Data excerpts
-- START --

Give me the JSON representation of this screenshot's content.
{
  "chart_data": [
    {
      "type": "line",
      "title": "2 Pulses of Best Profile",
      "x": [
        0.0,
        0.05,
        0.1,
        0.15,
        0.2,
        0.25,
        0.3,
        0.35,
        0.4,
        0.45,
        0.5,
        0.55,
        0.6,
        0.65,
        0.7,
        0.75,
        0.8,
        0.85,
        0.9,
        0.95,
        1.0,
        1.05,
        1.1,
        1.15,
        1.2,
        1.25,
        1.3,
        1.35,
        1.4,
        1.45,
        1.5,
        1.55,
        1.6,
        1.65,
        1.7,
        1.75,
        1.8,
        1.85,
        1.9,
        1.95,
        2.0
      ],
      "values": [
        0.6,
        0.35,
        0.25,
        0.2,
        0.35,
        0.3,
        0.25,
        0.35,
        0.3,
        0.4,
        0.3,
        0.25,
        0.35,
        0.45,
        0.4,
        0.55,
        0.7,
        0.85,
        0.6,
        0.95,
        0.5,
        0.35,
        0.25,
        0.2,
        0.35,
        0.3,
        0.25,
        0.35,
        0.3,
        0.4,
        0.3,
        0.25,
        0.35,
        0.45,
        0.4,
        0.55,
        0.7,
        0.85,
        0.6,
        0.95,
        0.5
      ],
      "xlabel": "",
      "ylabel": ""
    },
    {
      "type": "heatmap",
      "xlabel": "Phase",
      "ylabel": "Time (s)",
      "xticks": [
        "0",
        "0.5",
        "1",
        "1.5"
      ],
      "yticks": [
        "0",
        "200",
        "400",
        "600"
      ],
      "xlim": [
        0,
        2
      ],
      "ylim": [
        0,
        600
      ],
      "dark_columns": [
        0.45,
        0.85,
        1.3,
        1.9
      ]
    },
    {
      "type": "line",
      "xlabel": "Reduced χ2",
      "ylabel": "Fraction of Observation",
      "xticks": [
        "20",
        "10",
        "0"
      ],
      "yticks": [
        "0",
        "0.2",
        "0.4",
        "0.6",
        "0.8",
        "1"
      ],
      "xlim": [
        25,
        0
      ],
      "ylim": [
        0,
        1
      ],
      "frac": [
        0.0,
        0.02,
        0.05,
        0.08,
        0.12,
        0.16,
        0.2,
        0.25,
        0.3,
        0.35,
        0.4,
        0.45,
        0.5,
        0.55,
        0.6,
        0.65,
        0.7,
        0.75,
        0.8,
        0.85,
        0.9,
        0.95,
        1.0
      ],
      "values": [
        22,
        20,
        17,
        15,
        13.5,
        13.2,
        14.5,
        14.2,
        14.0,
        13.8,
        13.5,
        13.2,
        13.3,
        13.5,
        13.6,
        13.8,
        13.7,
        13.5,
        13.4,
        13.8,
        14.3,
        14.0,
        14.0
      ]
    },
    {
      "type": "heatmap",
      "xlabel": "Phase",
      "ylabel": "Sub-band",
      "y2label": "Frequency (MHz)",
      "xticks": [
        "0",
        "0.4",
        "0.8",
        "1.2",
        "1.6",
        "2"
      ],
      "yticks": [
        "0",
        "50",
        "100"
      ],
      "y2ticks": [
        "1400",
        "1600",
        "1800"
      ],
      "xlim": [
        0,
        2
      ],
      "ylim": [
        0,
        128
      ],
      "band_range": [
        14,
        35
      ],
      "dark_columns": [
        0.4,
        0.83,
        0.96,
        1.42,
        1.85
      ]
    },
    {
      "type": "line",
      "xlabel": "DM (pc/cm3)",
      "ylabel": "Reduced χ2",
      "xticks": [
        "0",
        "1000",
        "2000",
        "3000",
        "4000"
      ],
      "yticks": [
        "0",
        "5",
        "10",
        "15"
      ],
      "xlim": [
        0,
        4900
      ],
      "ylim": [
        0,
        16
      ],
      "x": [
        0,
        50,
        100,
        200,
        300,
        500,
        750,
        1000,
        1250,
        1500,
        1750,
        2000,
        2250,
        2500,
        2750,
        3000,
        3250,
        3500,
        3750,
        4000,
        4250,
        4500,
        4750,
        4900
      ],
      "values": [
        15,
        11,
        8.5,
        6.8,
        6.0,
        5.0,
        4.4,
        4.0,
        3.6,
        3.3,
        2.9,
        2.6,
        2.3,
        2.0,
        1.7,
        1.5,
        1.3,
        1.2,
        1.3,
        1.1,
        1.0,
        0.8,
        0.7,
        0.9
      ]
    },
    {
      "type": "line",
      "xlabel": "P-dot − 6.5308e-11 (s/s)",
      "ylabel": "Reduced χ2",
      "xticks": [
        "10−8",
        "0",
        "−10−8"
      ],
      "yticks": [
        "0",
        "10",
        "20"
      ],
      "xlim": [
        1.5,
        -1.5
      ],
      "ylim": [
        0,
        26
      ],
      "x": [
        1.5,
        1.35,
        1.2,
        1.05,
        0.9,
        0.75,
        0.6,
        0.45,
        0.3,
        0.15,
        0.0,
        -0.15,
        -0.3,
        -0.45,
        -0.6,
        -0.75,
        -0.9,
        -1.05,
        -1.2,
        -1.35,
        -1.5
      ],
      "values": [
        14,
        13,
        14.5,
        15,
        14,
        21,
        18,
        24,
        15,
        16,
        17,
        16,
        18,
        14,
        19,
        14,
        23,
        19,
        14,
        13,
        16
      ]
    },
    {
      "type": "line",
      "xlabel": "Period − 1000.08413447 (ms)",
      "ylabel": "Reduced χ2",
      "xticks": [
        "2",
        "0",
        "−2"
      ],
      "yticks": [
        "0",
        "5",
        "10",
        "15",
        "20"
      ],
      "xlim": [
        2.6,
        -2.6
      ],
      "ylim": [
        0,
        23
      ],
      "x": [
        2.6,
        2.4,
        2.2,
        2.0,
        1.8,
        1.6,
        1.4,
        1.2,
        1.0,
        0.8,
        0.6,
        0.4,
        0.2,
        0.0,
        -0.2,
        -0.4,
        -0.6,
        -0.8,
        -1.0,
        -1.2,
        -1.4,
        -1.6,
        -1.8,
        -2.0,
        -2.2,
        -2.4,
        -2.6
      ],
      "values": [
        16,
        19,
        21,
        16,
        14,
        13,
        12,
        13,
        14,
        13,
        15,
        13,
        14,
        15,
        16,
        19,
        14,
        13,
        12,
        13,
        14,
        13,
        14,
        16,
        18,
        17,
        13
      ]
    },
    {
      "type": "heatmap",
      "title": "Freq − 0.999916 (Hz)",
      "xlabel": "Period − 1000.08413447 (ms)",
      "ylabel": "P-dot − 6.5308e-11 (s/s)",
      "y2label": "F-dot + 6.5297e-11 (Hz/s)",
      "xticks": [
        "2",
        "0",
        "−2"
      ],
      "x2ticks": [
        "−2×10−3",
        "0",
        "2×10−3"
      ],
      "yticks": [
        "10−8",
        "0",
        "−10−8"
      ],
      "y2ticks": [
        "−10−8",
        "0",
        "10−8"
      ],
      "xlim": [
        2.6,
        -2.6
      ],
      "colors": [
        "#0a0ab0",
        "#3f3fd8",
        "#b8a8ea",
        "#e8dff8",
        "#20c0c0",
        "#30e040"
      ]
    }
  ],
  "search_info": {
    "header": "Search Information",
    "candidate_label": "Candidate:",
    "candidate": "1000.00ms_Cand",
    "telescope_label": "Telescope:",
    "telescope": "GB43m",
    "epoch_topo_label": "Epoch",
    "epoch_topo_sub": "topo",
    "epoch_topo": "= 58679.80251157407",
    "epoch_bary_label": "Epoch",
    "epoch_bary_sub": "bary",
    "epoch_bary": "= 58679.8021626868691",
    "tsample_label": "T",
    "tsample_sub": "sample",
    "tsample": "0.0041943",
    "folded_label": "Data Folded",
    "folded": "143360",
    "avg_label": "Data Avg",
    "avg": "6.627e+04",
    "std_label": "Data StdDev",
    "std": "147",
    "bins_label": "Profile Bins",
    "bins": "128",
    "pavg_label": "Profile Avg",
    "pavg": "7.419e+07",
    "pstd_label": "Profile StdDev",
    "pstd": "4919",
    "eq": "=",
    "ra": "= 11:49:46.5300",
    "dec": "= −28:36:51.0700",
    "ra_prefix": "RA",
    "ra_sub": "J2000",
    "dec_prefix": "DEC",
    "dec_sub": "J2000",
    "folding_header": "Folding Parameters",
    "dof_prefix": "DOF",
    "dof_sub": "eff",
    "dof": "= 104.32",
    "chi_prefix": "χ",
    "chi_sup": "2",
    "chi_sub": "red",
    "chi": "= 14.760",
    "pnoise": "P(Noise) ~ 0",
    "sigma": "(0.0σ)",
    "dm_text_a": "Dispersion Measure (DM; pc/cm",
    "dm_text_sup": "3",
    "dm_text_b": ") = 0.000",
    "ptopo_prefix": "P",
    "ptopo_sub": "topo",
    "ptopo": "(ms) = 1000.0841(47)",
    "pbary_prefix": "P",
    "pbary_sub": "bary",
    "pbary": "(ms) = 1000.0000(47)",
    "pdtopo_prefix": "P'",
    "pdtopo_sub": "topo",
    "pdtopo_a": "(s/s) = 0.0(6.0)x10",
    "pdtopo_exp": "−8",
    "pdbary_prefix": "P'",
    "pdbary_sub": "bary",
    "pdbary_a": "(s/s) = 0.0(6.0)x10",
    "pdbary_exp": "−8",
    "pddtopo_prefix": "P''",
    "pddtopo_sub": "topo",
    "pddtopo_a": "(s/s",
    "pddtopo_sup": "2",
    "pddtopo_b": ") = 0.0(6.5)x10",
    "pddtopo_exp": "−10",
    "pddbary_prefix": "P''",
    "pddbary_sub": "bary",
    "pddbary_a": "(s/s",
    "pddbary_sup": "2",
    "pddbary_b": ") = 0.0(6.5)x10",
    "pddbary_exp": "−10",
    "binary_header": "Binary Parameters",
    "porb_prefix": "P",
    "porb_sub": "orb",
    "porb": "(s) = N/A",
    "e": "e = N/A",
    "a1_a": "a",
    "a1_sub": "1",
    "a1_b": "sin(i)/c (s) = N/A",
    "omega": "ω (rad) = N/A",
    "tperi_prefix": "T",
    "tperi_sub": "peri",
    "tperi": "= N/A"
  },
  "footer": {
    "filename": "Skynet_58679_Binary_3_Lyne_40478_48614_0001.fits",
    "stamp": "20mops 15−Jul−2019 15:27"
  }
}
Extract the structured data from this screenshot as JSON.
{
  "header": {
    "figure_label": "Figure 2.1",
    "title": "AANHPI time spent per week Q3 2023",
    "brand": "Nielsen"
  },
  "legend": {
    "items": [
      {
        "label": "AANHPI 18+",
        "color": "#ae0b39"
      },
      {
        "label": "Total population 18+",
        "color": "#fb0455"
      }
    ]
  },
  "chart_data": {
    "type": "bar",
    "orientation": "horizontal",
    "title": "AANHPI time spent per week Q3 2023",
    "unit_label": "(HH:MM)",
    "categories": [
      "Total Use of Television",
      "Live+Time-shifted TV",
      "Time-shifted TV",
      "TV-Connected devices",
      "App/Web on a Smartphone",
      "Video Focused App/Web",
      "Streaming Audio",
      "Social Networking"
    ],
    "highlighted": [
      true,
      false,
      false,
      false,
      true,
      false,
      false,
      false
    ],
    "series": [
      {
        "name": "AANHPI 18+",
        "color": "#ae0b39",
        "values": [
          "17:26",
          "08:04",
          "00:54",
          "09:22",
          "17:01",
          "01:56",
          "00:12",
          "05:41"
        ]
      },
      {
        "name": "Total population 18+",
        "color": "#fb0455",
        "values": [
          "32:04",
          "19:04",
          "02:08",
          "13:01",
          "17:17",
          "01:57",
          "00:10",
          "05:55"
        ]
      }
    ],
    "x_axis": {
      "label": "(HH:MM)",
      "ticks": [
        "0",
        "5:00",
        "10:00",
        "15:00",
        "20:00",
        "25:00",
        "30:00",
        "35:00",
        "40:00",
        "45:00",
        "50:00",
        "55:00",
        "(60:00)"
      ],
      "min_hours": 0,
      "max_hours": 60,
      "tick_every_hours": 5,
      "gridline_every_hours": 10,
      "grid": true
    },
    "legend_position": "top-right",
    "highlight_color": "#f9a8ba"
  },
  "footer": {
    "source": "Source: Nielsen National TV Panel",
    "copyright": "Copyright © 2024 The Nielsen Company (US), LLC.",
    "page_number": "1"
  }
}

-- END --

Problem details
Which lines in the listing above hold the word "Parameters"? Show each of them.

Solution for this problem
    "folding_header": "Folding Parameters",
    "binary_header": "Binary Parameters",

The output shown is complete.